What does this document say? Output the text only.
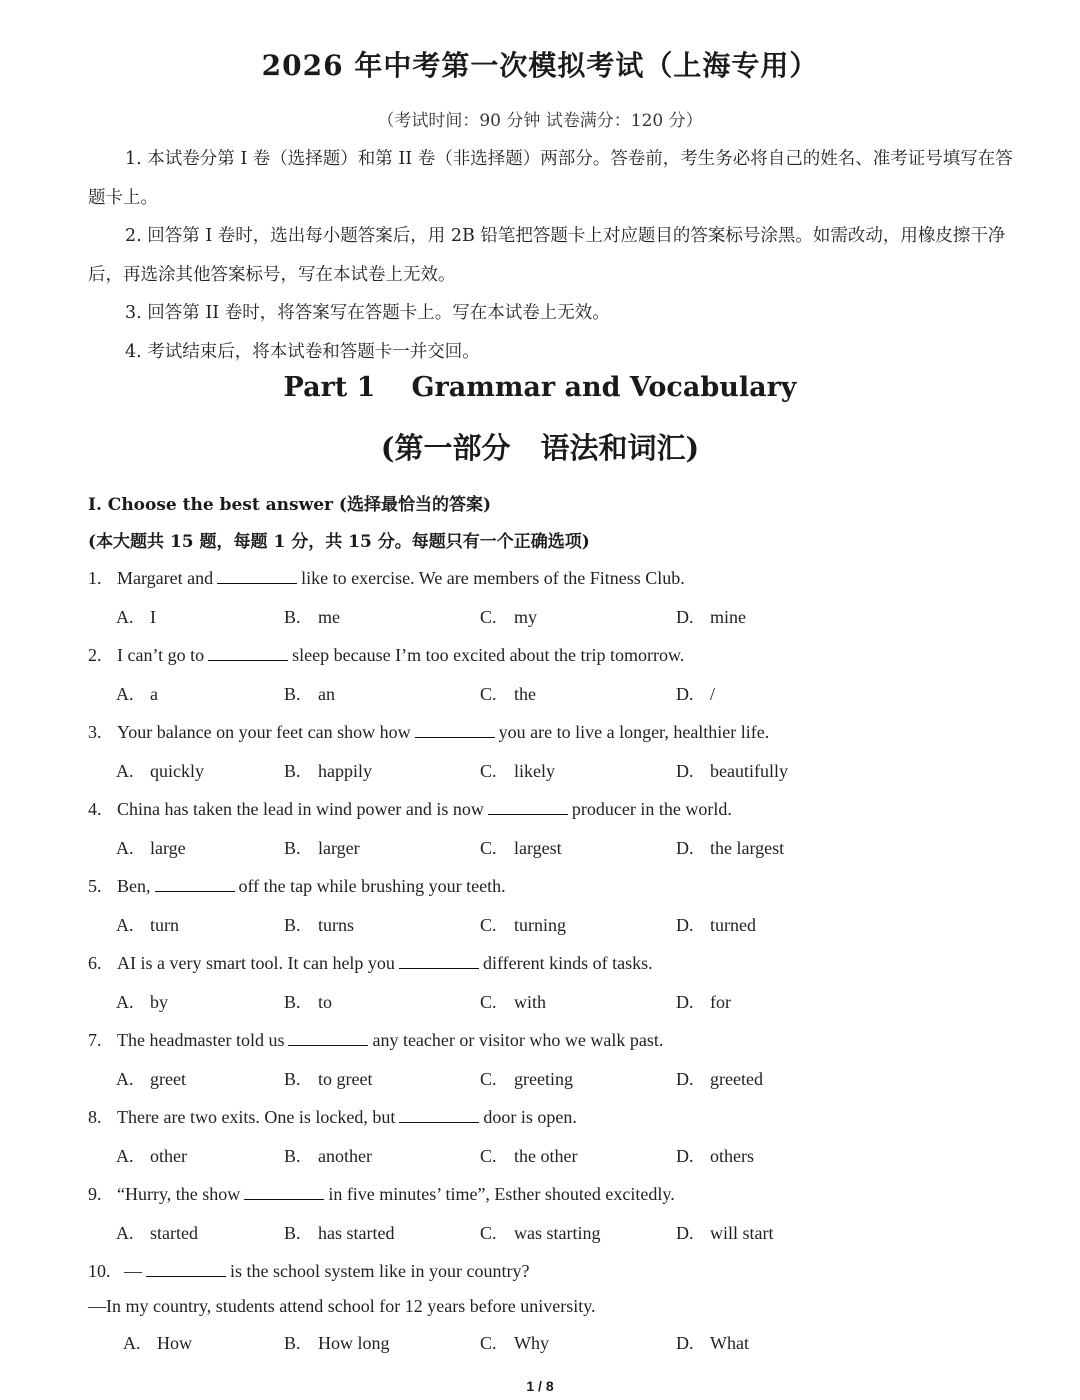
2026 年中考第一次模拟考试（上海专用）
（考试时间：90 分钟 试卷满分：120 分）

1. 本试卷分第 I 卷（选择题）和第 II 卷（非选择题）两部分。答卷前，考生务必将自己的姓名、准考证号填写在答题卡上。

2. 回答第 I 卷时，选出每小题答案后，用 2B 铅笔把答题卡上对应题目的答案标号涂黑。如需改动，用橡皮擦干净后，再选涂其他答案标号，写在本试卷上无效。

3. 回答第 II 卷时，将答案写在答题卡上。写在本试卷上无效。

4. 考试结束后，将本试卷和答题卡一并交回。

Part 1 Grammar and Vocabulary
(第一部分 语法和词汇)
I. Choose the best answer (选择最恰当的答案)
(本大题共 15 题，每题 1 分，共 15 分。每题只有一个正确选项)
1. Margaret and	like to exercise. We are members of the Fitness Club.
A. I	B. me	C. my	D. mine
2. I can’t go to	sleep because I’m too excited about the trip tomorrow.
A. a	B. an	C. the	D. /
3. Your balance on your feet can show how	you are to live a longer, healthier life.
A. quickly	B. happily	C. likely	D. beautifully
4. China has taken the lead in wind power and is now	producer in the world.
A. large	B. larger	C. largest	D. the largest
5. Ben,	off the tap while brushing your teeth.
A. turn	B. turns	C. turning	D. turned
6. AI is a very smart tool. It can help you	different kinds of tasks.
A. by	B. to	C. with	D. for
7. The headmaster told us	any teacher or visitor who we walk past.
A. greet	B. to greet	C. greeting	D. greeted
8. There are two exits. One is locked, but	door is open.
A. other	B. another	C. the other	D. others
9. “Hurry, the show	in five minutes’ time”, Esther shouted excitedly.
A. started	B. has started	C. was starting	D. will start
10. —	is the school system like in your country?
—In my country, students attend school for 12 years before university.
A. How	B. How long	C. Why	D. What
1 / 8
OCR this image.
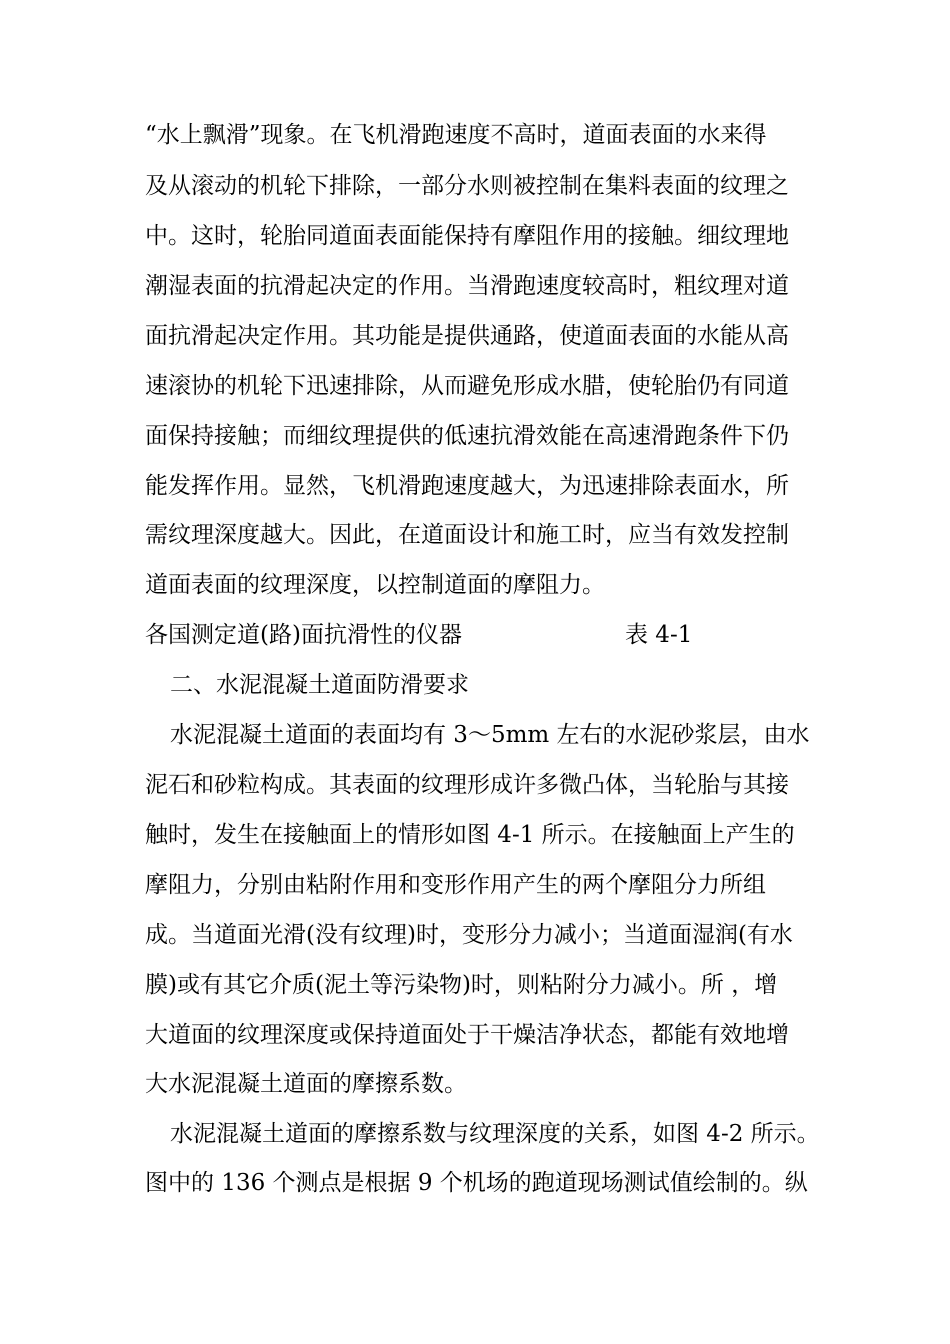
“水上飘滑”现象。在飞机滑跑速度不高时，道面表面的水来得
及从滚动的机轮下排除，一部分水则被控制在集料表面的纹理之
中。这时，轮胎同道面表面能保持有摩阻作用的接触。细纹理地
潮湿表面的抗滑起决定的作用。当滑跑速度较高时，粗纹理对道
面抗滑起决定作用。其功能是提供通路，使道面表面的水能从高
速滚协的机轮下迅速排除，从而避免形成水腊，使轮胎仍有同道
面保持接触；而细纹理提供的低速抗滑效能在高速滑跑条件下仍
能发挥作用。显然，飞机滑跑速度越大，为迅速排除表面水，所
需纹理深度越大。因此，在道面设计和施工时，应当有效发控制
道面表面的纹理深度，以控制道面的摩阻力。
各国测定道(路)面抗滑性的仪器	表 4-1
二、水泥混凝土道面防滑要求
水泥混凝土道面的表面均有 3～5mm 左右的水泥砂浆层，由水
泥石和砂粒构成。其表面的纹理形成许多微凸体，当轮胎与其接
触时，发生在接触面上的情形如图 4-1 所示。在接触面上产生的
摩阻力，分别由粘附作用和变形作用产生的两个摩阻分力所组
成。当道面光滑(没有纹理)时，变形分力减小；当道面湿润(有水
膜)或有其它介质(泥土等污染物)时，则粘附分力减小。所 ，增
大道面的纹理深度或保持道面处于干燥洁净状态，都能有效地增
大水泥混凝土道面的摩擦系数。
水泥混凝土道面的摩擦系数与纹理深度的关系，如图 4-2 所示。
图中的 136 个测点是根据 9 个机场的跑道现场测试值绘制的。纵
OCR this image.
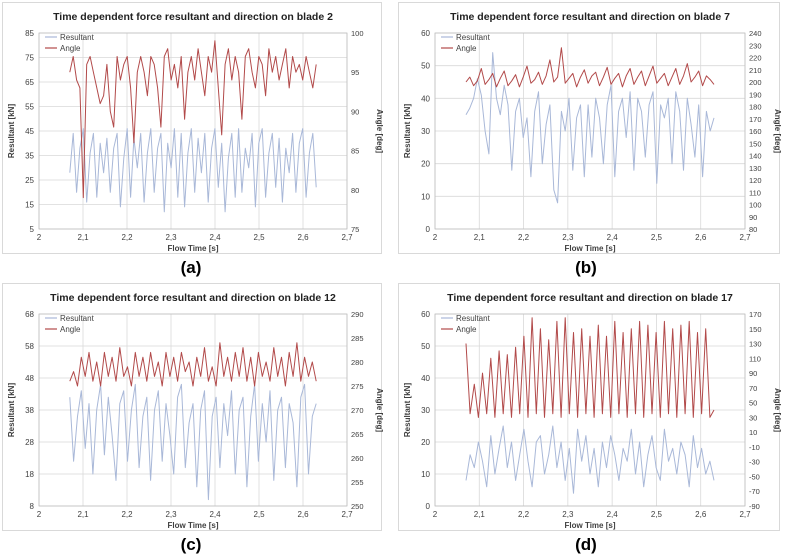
Time dependent force resultant and direction on blade 2
2	2,1	2,2	2,3	2,4	2,5	2,6	2,7
5
15
25
35
45
55
65
75
85
75
80
85
90
95
100
Flow Time [s]
Resultant [kN]	Angle [deg]
Resultant
Angle
(a)
Time dependent force resultant and direction on blade 7
2	2,1	2,2	2,3	2,4	2,5	2,6	2,7
0
10
20
30
40
50
60
80
90
100
110
120
130
140
150
160
170
180
190
200
210
220
230
240
Flow Time [s]
Resultant [kN]	Angle [deg]
Resultant
Angle
(b)
Time dependent force resultant and direction on blade 12
2	2,1	2,2	2,3	2,4	2,5	2,6	2,7
8
18
28
38
48
58
68
250
255
260
265
270
275
280
285
290
Flow Time [s]
Resultant [kN]	Angle [deg]
Resultant
Angle
(c)
Time dependent force resultant and direction on blade 17
2	2,1	2,2	2,3	2,4	2,5	2,6	2,7
0
10
20
30
40
50
60
-90
-70
-50
-30
-10
10
30
50
70
90
110
130
150
170
Flow Time [s]
Resultant [kN]	Angle [deg]
Resultant
Angle
(d)
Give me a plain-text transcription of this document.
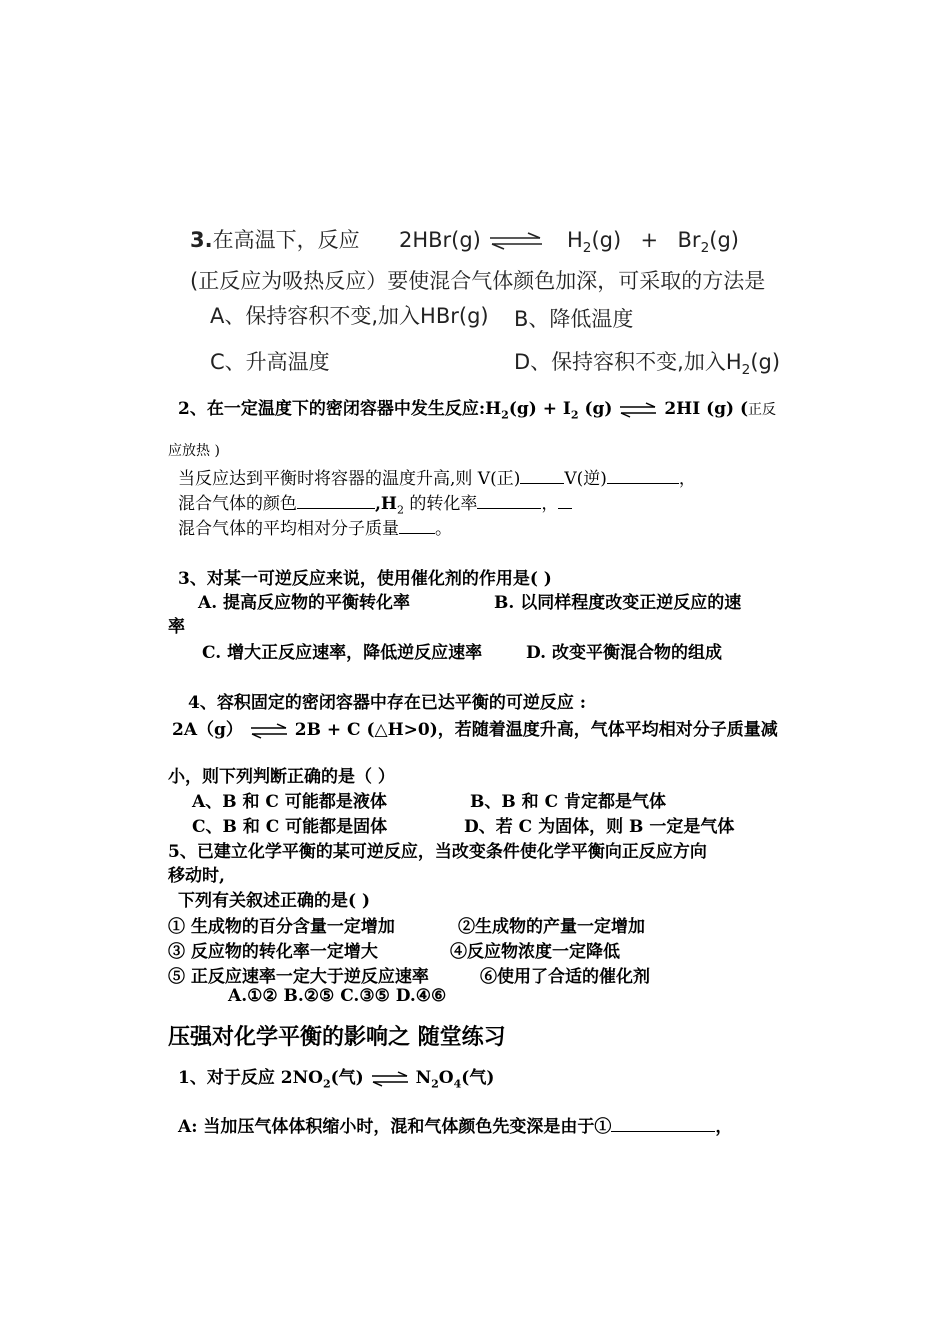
3.在高温下，反应 2HBr(g) ⇌ $H_2(g) + Br_2(g)$
(正反应为吸热反应）要使混合气体颜色加深，可采取的方法是
A、保持容积不变,加入HBr(g) B、降低温度
C、升高温度	D、保持容积不变,加入$H_2(g)$
2、在一定温度下的密闭容器中发生反应$:H_2(g) + I_2$ (g) ⇌ 2HI (g) (正反
应放热 )
当反应达到平衡时将容器的温度升高,则 V(正)	V(逆)	，
混合气体的颜色	$,H_2$ 的转化率	，
混合气体的平均相对分子质量 。
3、对某一可逆反应来说，使用催化剂的作用是( )
A. 提高反应物的平衡转化率	B. 以同样程度改变正逆反应的速
率
C. 增大正反应速率，降低逆反应速率	D. 改变平衡混合物的组成
4、容积固定的密闭容器中存在已达平衡的可逆反应 :
2A（g） ⇌ 2B + C (△H>0)，若随着温度升高，气体平均相对分子质量减
小，则下列判断正确的是（ ）
A、B 和 C 可能都是液体	B、B 和 C 肯定都是气体
C、B 和 C 可能都是固体	D、若 C 为固体，则 B 一定是气体
5、已建立化学平衡的某可逆反应，当改变条件使化学平衡向正反应方向
移动时,
下列有关叙述正确的是( )
① 生成物的百分含量一定增加	②生成物的产量一定增加
③ 反应物的转化率一定增大	④反应物浓度一定降低
⑤ 正反应速率一定大于逆反应速率	⑥使用了合适的催化剂
A.①② B.②⑤ C.③⑤ D.④⑥
压强对化学平衡的影响之 随堂练习
1、对于反应 $2NO_2$(气) ⇌ $N_2O_4$(气)
A: 当加压气体体积缩小时，混和气体颜色先变深是由于①	，
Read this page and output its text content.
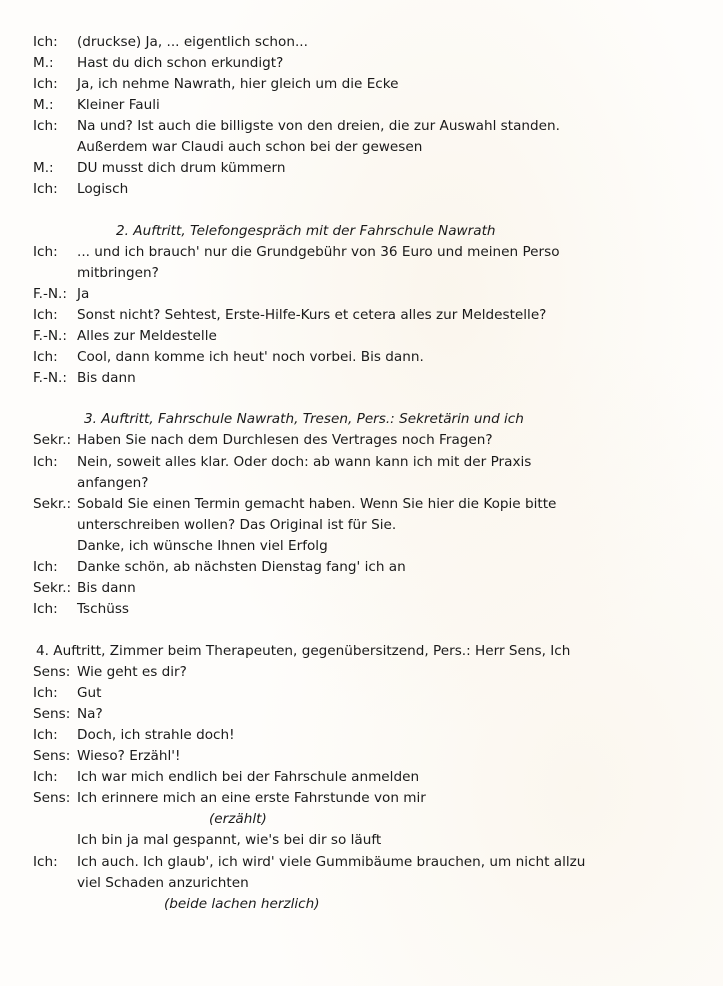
Ich: (druckse) Ja, ... eigentlich schon...
M.: Hast du dich schon erkundigt?
Ich: Ja, ich nehme Nawrath, hier gleich um die Ecke
M.: Kleiner Fauli
Ich: Na und? Ist auch die billigste von den dreien, die zur Auswahl standen.
Außerdem war Claudi auch schon bei der gewesen
M.: DU musst dich drum kümmern
Ich: Logisch
2. Auftritt, Telefongespräch mit der Fahrschule Nawrath
Ich: ... und ich brauch' nur die Grundgebühr von 36 Euro und meinen Perso
mitbringen?
F.-N.: Ja
Ich: Sonst nicht? Sehtest, Erste-Hilfe-Kurs et cetera alles zur Meldestelle?
F.-N.: Alles zur Meldestelle
Ich: Cool, dann komme ich heut' noch vorbei. Bis dann.
F.-N.: Bis dann
3. Auftritt, Fahrschule Nawrath, Tresen, Pers.: Sekretärin und ich
Sekr.: Haben Sie nach dem Durchlesen des Vertrages noch Fragen?
Ich: Nein, soweit alles klar. Oder doch: ab wann kann ich mit der Praxis
anfangen?
Sekr.: Sobald Sie einen Termin gemacht haben. Wenn Sie hier die Kopie bitte
unterschreiben wollen? Das Original ist für Sie.
Danke, ich wünsche Ihnen viel Erfolg
Ich: Danke schön, ab nächsten Dienstag fang' ich an
Sekr.: Bis dann
Ich: Tschüss
4. Auftritt, Zimmer beim Therapeuten, gegenübersitzend, Pers.: Herr Sens, Ich
Sens: Wie geht es dir?
Ich: Gut
Sens: Na?
Ich: Doch, ich strahle doch!
Sens: Wieso? Erzähl'!
Ich: Ich war mich endlich bei der Fahrschule anmelden
Sens: Ich erinnere mich an eine erste Fahrstunde von mir
(erzählt)
Ich bin ja mal gespannt, wie's bei dir so läuft
Ich: Ich auch. Ich glaub', ich wird' viele Gummibäume brauchen, um nicht allzu
viel Schaden anzurichten
(beide lachen herzlich)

-----

Select every line above that contains the word "force", and copy it.

Time dependent force resultant and direction on blade 2
Time dependent force resultant and direction on blade 7
Time dependent force resultant and direction on blade 12
Time dependent force resultant and direction on blade 17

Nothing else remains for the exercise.